• Written instruction: For each line below that includes the word "displays", make a copy.

-- begin --

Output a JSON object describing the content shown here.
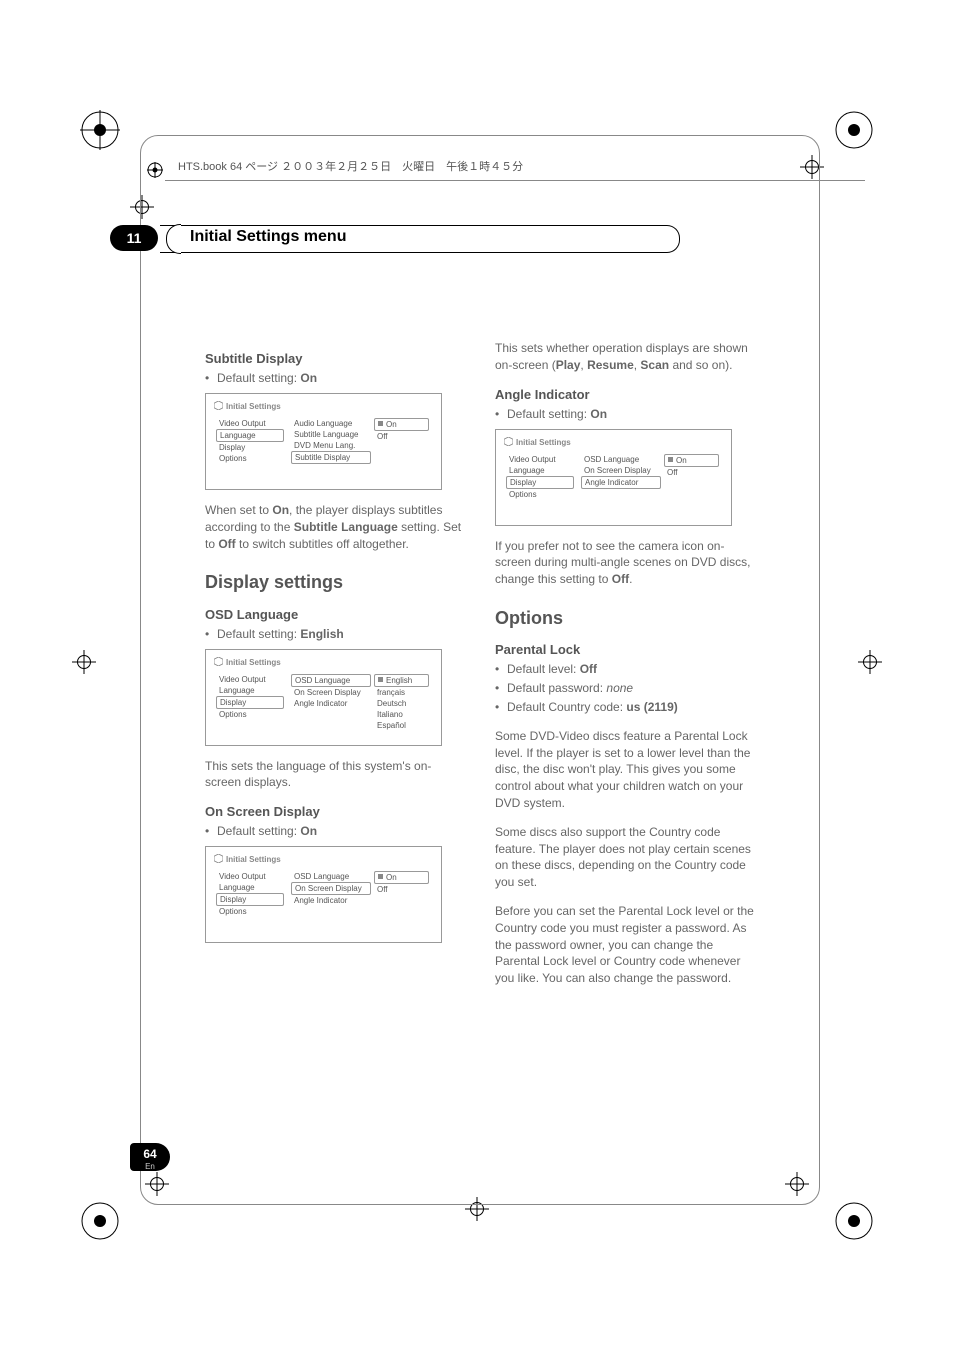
{
  "header": {
    "book_line": "HTS.book 64 ページ ２００３年２月２５日　火曜日　午後１時４５分"
  },
  "chapter": {
    "number": "11",
    "title": "Initial Settings menu"
  },
  "page": {
    "number": "64",
    "lang": "En"
  },
  "left": {
    "subtitle_display": {
      "heading": "Subtitle Display",
      "default": "Default setting: ",
      "default_val": "On",
      "diagram": {
        "title": "Initial Settings",
        "c1": [
          "Video Output",
          "Language",
          "Display",
          "Options"
        ],
        "c2": [
          "Audio Language",
          "Subtitle Language",
          "DVD Menu Lang.",
          "Subtitle Display"
        ],
        "c3": [
          "On",
          "Off"
        ],
        "c1_boxed": 1,
        "c2_boxed": 3,
        "c3_boxed": 0
      },
      "body": [
        "When set to ",
        "On",
        ", the player displays subtitles according to the ",
        "Subtitle Language",
        " setting. Set to ",
        "Off",
        " to switch subtitles off altogether."
      ]
    },
    "display_settings": {
      "heading": "Display settings",
      "osd": {
        "heading": "OSD Language",
        "default": "Default setting: ",
        "default_val": "English",
        "diagram": {
          "title": "Initial Settings",
          "c1": [
            "Video Output",
            "Language",
            "Display",
            "Options"
          ],
          "c2": [
            "OSD Language",
            "On Screen Display",
            "Angle Indicator"
          ],
          "c3": [
            "English",
            "français",
            "Deutsch",
            "Italiano",
            "Español"
          ],
          "c1_boxed": 2,
          "c2_boxed": 0,
          "c3_boxed": 0
        },
        "body": "This sets the language of this system's on-screen displays."
      },
      "osd2": {
        "heading": "On Screen Display",
        "default": "Default setting: ",
        "default_val": "On",
        "diagram": {
          "title": "Initial Settings",
          "c1": [
            "Video Output",
            "Language",
            "Display",
            "Options"
          ],
          "c2": [
            "OSD Language",
            "On Screen Display",
            "Angle Indicator"
          ],
          "c3": [
            "On",
            "Off"
          ],
          "c1_boxed": 2,
          "c2_boxed": 1,
          "c3_boxed": 0
        }
      }
    }
  },
  "right": {
    "osd_body": [
      "This sets whether operation displays are shown on-screen (",
      "Play",
      ", ",
      "Resume",
      ", ",
      "Scan",
      " and so on)."
    ],
    "angle": {
      "heading": "Angle Indicator",
      "default": "Default setting: ",
      "default_val": "On",
      "diagram": {
        "title": "Initial Settings",
        "c1": [
          "Video Output",
          "Language",
          "Display",
          "Options"
        ],
        "c2": [
          "OSD Language",
          "On Screen Display",
          "Angle Indicator"
        ],
        "c3": [
          "On",
          "Off"
        ],
        "c1_boxed": 2,
        "c2_boxed": 2,
        "c3_boxed": 0
      },
      "body": [
        "If you prefer not to see the camera icon on-screen during multi-angle scenes on DVD discs, change this setting to ",
        "Off",
        "."
      ]
    },
    "options": {
      "heading": "Options",
      "parental": {
        "heading": "Parental Lock",
        "lines": [
          {
            "pre": "Default level: ",
            "bold": "Off"
          },
          {
            "pre": "Default password: ",
            "italic": "none"
          },
          {
            "pre": "Default Country code: ",
            "bold": "us (2119)"
          }
        ],
        "p1": "Some DVD-Video discs feature a Parental Lock level. If the player is set to a lower level than the disc, the disc won't play. This gives you some control about what your children watch on your DVD system.",
        "p2": "Some discs also support the Country code feature. The player does not play certain scenes on these discs, depending on the Country code you set.",
        "p3": "Before you can set the Parental Lock level or the Country code you must register a password. As the password owner, you can change the Parental Lock level or Country code whenever you like. You can also change the password."
      }
    }
  }
}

-- end --

• In response:
        ", the player displays subtitles according to the ",
        "body": "This sets the language of this system's on-screen displays."
      "This sets whether operation displays are shown on-screen (",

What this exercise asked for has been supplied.